[STATED TASK]: Restate all of the entries exactly, dropping any pictures they hold.

--- Start of DATA ROWS ---

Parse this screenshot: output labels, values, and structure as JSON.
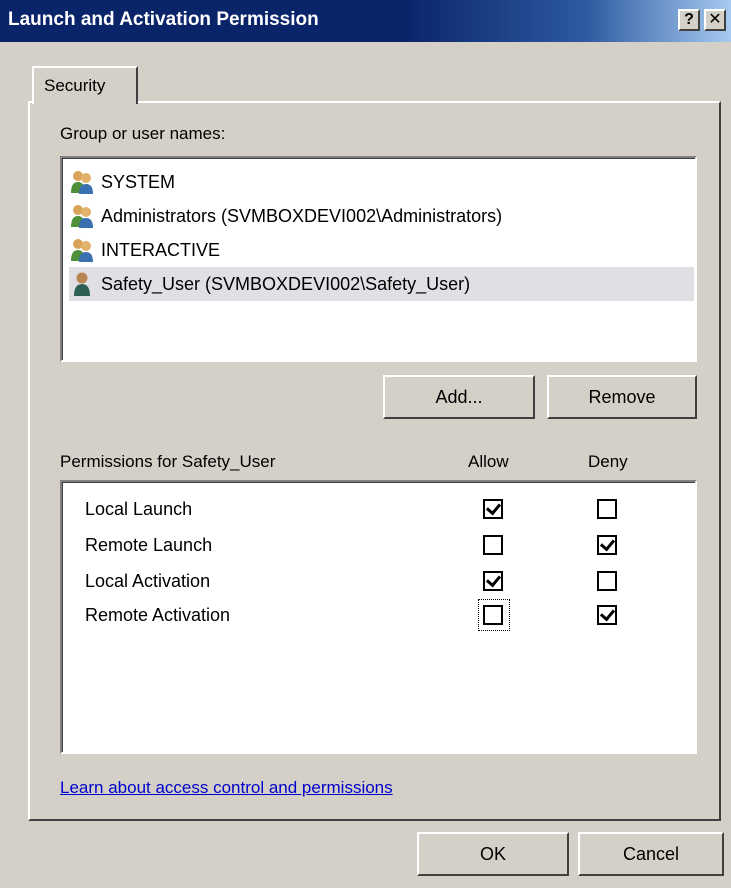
{
  "window": {
    "title": "Launch and Activation Permission",
    "help_button": "?",
    "close_button": "✕"
  },
  "tabs": [
    {
      "label": "Security",
      "active": true
    }
  ],
  "users_section": {
    "label": "Group or user names:",
    "items": [
      {
        "name": "SYSTEM",
        "icon": "group-icon",
        "selected": false
      },
      {
        "name": "Administrators (SVMBOXDEVI002\\Administrators)",
        "icon": "group-icon",
        "selected": false
      },
      {
        "name": "INTERACTIVE",
        "icon": "group-icon",
        "selected": false
      },
      {
        "name": "Safety_User (SVMBOXDEVI002\\Safety_User)",
        "icon": "user-icon",
        "selected": true
      }
    ],
    "add_label": "Add...",
    "remove_label": "Remove"
  },
  "permissions_section": {
    "label": "Permissions for Safety_User",
    "allow_header": "Allow",
    "deny_header": "Deny",
    "rows": [
      {
        "name": "Local Launch",
        "allow": true,
        "deny": false
      },
      {
        "name": "Remote Launch",
        "allow": false,
        "deny": true
      },
      {
        "name": "Local Activation",
        "allow": true,
        "deny": false
      },
      {
        "name": "Remote Activation",
        "allow": false,
        "deny": true,
        "focused": "allow"
      }
    ]
  },
  "link_text": "Learn about access control and permissions",
  "footer": {
    "ok_label": "OK",
    "cancel_label": "Cancel"
  },
  "colors": {
    "titlebar": "#0a246a",
    "dialog_face": "#d4d0c8",
    "link": "#0000cc",
    "selected_row": "#e0dfe3"
  }
}
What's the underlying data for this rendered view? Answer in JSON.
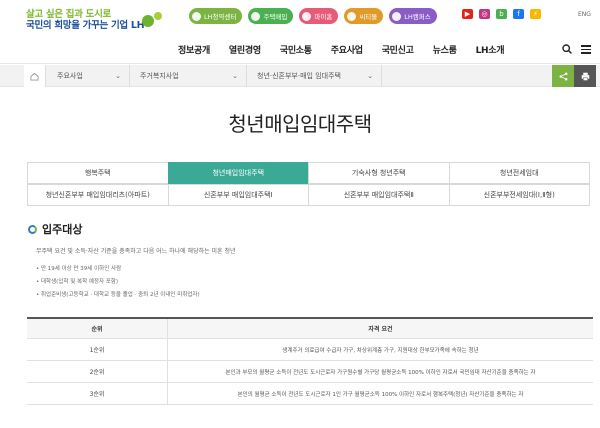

--- End of DATA ROWS ---

[SOLUTION]:
Parse this screenshot: output labels, values, and structure as JSON.
{
  "window": {
    "title": "Launch and Activation Permission",
    "help_button": "?",
    "close_button": "✕"
  },
  "tabs": [
    {
      "label": "Security",
      "active": true
    }
  ],
  "users_section": {
    "label": "Group or user names:",
    "items": [
      {
        "name": "SYSTEM",
        "icon": "group-icon",
        "selected": false
      },
      {
        "name": "Administrators (SVMBOXDEVI002\\Administrators)",
        "icon": "group-icon",
        "selected": false
      },
      {
        "name": "INTERACTIVE",
        "icon": "group-icon",
        "selected": false
      },
      {
        "name": "Safety_User (SVMBOXDEVI002\\Safety_User)",
        "icon": "user-icon",
        "selected": true
      }
    ],
    "add_label": "Add...",
    "remove_label": "Remove"
  },
  "permissions_section": {
    "label": "Permissions for Safety_User",
    "allow_header": "Allow",
    "deny_header": "Deny",
    "rows": [
      {
        "name": "Local Launch",
        "allow": true,
        "deny": false
      },
      {
        "name": "Remote Launch",
        "allow": false,
        "deny": true
      },
      {
        "name": "Local Activation",
        "allow": true,
        "deny": false
      },
      {
        "name": "Remote Activation",
        "allow": false,
        "deny": true,
        "focused": "allow"
      }
    ]
  },
  "link_text": "Learn about access control and permissions",
  "footer": {
    "ok_label": "OK",
    "cancel_label": "Cancel"
  },
  "colors": {
    "titlebar": "#0a246a",
    "dialog_face": "#d4d0c8",
    "link": "#0000cc",
    "selected_row": "#e0dfe3"
  }
}
What's the underlying data for this rendered view? Answer in JSON.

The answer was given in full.